**Trecho do documento:**
Decadente após ‘canto do cisne’, Williams se aproxima de pior início de temporada da história na F1

Depois de quebrar um jejum de quase oito anos sem vitórias com o triunfo de Pastor Maldonado no GP da Espanha do ano passado, a Williams voltou ao péssimo nível de 2011 e está muito próxima de consolidar o pior início de temporada de sua gloriosa história na F1

Há pouco mais de duas décadas, um carro “de outro planeta” assombrou o mundo do esporte. A bordo do lendário FW14B, obra prima de Adrian Newey, Nigel Mansell foi absoluto: nove vitórias e 14 poles em 16 corridas e a conquista do Mundial de F1 em 1992 com cinco etapas de antecedência. Era o auge da Williams na categoria. Talvez apenas a McLaren de Ayrton Senna e Alain Prost — em 1988 — e Sebastian Vettel, 19 anos depois, quando só faltou chover com seu Red Bull RB8 em 2011, lograram domínio tão avassalador.

**Tarefas:**
a – No texto sobre a Williams, a temporada de 1992 é apresentada como "o auge da Williams na categoria". Em até três frases, explique o que o próprio texto aponta para sustentar essa afirmação.
b – Repita o trecho do texto sobre a Williams que vai de "Depois de quebrar" até "domínio tão avassalador.".

**Dados:**
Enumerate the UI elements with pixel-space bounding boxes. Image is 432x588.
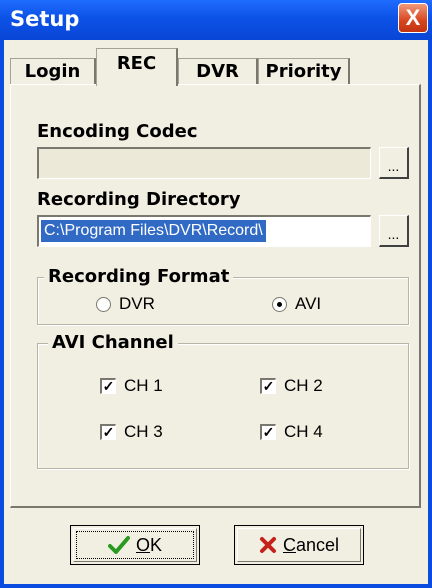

**Respostas completas:**
a – Naquele ano, a bordo do FW14B projetado por Adrian Newey, Nigel Mansell venceu nove corridas e fez 14 poles em 16 provas. Ele também conquistou o Mundial de F1 com cinco etapas de antecedência.

b –
Depois de quebrar um jejum de quase oito anos sem vitórias com o triunfo de Pastor Maldonado no GP da Espanha do ano passado, a Williams voltou ao péssimo nível de 2011 e está muito próxima de consolidar o pior início de temporada de sua gloriosa história na F1

Há pouco mais de duas décadas, um carro “de outro planeta” assombrou o mundo do esporte. A bordo do lendário FW14B, obra prima de Adrian Newey, Nigel Mansell foi absoluto: nove vitórias e 14 poles em 16 corridas e a conquista do Mundial de F1 em 1992 com cinco etapas de antecedência. Era o auge da Williams na categoria. Talvez apenas a McLaren de Ayrton Senna e Alain Prost — em 1988 — e Sebastian Vettel, 19 anos depois, quando só faltou chover com seu Red Bull RB8 em 2011, lograram domínio tão avassalador.